##### Raw data

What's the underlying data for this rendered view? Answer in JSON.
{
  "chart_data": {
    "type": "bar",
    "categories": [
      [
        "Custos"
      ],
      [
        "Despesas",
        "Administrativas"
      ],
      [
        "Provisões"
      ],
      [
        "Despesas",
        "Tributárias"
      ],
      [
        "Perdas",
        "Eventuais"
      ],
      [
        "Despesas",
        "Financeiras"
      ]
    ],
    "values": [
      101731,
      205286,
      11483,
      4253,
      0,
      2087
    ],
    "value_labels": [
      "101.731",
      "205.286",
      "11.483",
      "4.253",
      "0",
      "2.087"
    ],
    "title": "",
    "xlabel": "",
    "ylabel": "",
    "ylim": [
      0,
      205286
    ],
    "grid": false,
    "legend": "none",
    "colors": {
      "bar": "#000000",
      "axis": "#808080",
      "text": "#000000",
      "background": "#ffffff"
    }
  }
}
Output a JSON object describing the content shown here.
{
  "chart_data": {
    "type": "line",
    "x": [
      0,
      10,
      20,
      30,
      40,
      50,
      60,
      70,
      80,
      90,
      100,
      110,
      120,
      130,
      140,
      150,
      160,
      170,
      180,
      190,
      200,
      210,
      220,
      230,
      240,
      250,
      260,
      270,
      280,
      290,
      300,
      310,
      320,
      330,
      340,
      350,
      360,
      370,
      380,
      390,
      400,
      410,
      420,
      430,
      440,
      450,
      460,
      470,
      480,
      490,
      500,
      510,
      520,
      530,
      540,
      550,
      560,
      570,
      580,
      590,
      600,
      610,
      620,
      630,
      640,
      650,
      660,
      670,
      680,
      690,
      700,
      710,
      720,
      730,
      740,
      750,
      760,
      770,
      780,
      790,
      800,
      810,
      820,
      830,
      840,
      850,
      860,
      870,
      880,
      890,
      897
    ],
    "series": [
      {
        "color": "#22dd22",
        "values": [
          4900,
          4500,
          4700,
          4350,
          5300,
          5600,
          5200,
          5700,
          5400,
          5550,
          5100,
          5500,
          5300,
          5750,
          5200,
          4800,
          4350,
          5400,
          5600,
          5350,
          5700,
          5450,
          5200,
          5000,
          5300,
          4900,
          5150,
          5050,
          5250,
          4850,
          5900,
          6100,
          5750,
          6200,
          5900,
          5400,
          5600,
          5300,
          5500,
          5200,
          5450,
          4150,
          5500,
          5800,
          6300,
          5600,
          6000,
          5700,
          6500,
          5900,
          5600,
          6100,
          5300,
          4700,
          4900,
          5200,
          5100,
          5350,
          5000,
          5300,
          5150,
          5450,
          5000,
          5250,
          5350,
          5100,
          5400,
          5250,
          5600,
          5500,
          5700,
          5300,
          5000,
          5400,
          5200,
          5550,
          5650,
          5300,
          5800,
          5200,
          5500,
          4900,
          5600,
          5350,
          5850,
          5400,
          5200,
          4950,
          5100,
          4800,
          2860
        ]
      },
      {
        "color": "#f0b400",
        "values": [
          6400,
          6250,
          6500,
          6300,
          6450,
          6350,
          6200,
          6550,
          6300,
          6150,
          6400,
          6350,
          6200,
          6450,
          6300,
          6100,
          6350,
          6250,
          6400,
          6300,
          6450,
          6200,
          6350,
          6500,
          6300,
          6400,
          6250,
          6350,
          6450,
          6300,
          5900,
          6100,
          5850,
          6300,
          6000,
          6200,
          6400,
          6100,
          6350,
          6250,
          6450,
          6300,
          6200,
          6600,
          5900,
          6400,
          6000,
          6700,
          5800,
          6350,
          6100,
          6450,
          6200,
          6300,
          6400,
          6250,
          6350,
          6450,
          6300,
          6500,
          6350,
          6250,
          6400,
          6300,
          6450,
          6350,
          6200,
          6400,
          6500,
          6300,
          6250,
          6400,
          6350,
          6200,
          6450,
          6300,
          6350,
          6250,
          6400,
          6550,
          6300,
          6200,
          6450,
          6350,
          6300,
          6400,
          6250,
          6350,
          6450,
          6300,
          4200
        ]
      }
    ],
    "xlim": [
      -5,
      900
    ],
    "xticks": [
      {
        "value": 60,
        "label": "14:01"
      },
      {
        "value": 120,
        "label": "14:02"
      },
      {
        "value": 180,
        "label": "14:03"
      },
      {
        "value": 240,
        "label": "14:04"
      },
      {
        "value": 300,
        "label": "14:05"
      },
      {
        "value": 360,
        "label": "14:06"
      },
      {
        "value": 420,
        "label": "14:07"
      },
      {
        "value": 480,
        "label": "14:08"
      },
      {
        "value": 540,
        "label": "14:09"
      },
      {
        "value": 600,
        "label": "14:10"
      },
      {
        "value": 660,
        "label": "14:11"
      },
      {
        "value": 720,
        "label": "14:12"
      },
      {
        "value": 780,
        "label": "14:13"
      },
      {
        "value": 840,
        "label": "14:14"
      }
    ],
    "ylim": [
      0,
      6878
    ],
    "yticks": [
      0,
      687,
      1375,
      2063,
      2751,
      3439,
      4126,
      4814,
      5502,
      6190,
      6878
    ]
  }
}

##########

Repeat the material in full, exactly as it stands.

What's the underlying data for this rendered view? Answer in JSON.
{
  "chart_data": {
    "type": "bar",
    "categories": [
      [
        "Custos"
      ],
      [
        "Despesas",
        "Administrativas"
      ],
      [
        "Provisões"
      ],
      [
        "Despesas",
        "Tributárias"
      ],
      [
        "Perdas",
        "Eventuais"
      ],
      [
        "Despesas",
        "Financeiras"
      ]
    ],
    "values": [
      101731,
      205286,
      11483,
      4253,
      0,
      2087
    ],
    "value_labels": [
      "101.731",
      "205.286",
      "11.483",
      "4.253",
      "0",
      "2.087"
    ],
    "title": "",
    "xlabel": "",
    "ylabel": "",
    "ylim": [
      0,
      205286
    ],
    "grid": false,
    "legend": "none",
    "colors": {
      "bar": "#000000",
      "axis": "#808080",
      "text": "#000000",
      "background": "#ffffff"
    }
  }
}
Output a JSON object describing the content shown here.
{
  "chart_data": {
    "type": "line",
    "x": [
      0,
      10,
      20,
      30,
      40,
      50,
      60,
      70,
      80,
      90,
      100,
      110,
      120,
      130,
      140,
      150,
      160,
      170,
      180,
      190,
      200,
      210,
      220,
      230,
      240,
      250,
      260,
      270,
      280,
      290,
      300,
      310,
      320,
      330,
      340,
      350,
      360,
      370,
      380,
      390,
      400,
      410,
      420,
      430,
      440,
      450,
      460,
      470,
      480,
      490,
      500,
      510,
      520,
      530,
      540,
      550,
      560,
      570,
      580,
      590,
      600,
      610,
      620,
      630,
      640,
      650,
      660,
      670,
      680,
      690,
      700,
      710,
      720,
      730,
      740,
      750,
      760,
      770,
      780,
      790,
      800,
      810,
      820,
      830,
      840,
      850,
      860,
      870,
      880,
      890,
      897
    ],
    "series": [
      {
        "color": "#22dd22",
        "values": [
          4900,
          4500,
          4700,
          4350,
          5300,
          5600,
          5200,
          5700,
          5400,
          5550,
          5100,
          5500,
          5300,
          5750,
          5200,
          4800,
          4350,
          5400,
          5600,
          5350,
          5700,
          5450,
          5200,
          5000,
          5300,
          4900,
          5150,
          5050,
          5250,
          4850,
          5900,
          6100,
          5750,
          6200,
          5900,
          5400,
          5600,
          5300,
          5500,
          5200,
          5450,
          4150,
          5500,
          5800,
          6300,
          5600,
          6000,
          5700,
          6500,
          5900,
          5600,
          6100,
          5300,
          4700,
          4900,
          5200,
          5100,
          5350,
          5000,
          5300,
          5150,
          5450,
          5000,
          5250,
          5350,
          5100,
          5400,
          5250,
          5600,
          5500,
          5700,
          5300,
          5000,
          5400,
          5200,
          5550,
          5650,
          5300,
          5800,
          5200,
          5500,
          4900,
          5600,
          5350,
          5850,
          5400,
          5200,
          4950,
          5100,
          4800,
          2860
        ]
      },
      {
        "color": "#f0b400",
        "values": [
          6400,
          6250,
          6500,
          6300,
          6450,
          6350,
          6200,
          6550,
          6300,
          6150,
          6400,
          6350,
          6200,
          6450,
          6300,
          6100,
          6350,
          6250,
          6400,
          6300,
          6450,
          6200,
          6350,
          6500,
          6300,
          6400,
          6250,
          6350,
          6450,
          6300,
          5900,
          6100,
          5850,
          6300,
          6000,
          6200,
          6400,
          6100,
          6350,
          6250,
          6450,
          6300,
          6200,
          6600,
          5900,
          6400,
          6000,
          6700,
          5800,
          6350,
          6100,
          6450,
          6200,
          6300,
          6400,
          6250,
          6350,
          6450,
          6300,
          6500,
          6350,
          6250,
          6400,
          6300,
          6450,
          6350,
          6200,
          6400,
          6500,
          6300,
          6250,
          6400,
          6350,
          6200,
          6450,
          6300,
          6350,
          6250,
          6400,
          6550,
          6300,
          6200,
          6450,
          6350,
          6300,
          6400,
          6250,
          6350,
          6450,
          6300,
          4200
        ]
      }
    ],
    "xlim": [
      -5,
      900
    ],
    "xticks": [
      {
        "value": 60,
        "label": "14:01"
      },
      {
        "value": 120,
        "label": "14:02"
      },
      {
        "value": 180,
        "label": "14:03"
      },
      {
        "value": 240,
        "label": "14:04"
      },
      {
        "value": 300,
        "label": "14:05"
      },
      {
        "value": 360,
        "label": "14:06"
      },
      {
        "value": 420,
        "label": "14:07"
      },
      {
        "value": 480,
        "label": "14:08"
      },
      {
        "value": 540,
        "label": "14:09"
      },
      {
        "value": 600,
        "label": "14:10"
      },
      {
        "value": 660,
        "label": "14:11"
      },
      {
        "value": 720,
        "label": "14:12"
      },
      {
        "value": 780,
        "label": "14:13"
      },
      {
        "value": 840,
        "label": "14:14"
      }
    ],
    "ylim": [
      0,
      6878
    ],
    "yticks": [
      0,
      687,
      1375,
      2063,
      2751,
      3439,
      4126,
      4814,
      5502,
      6190,
      6878
    ]
  }
}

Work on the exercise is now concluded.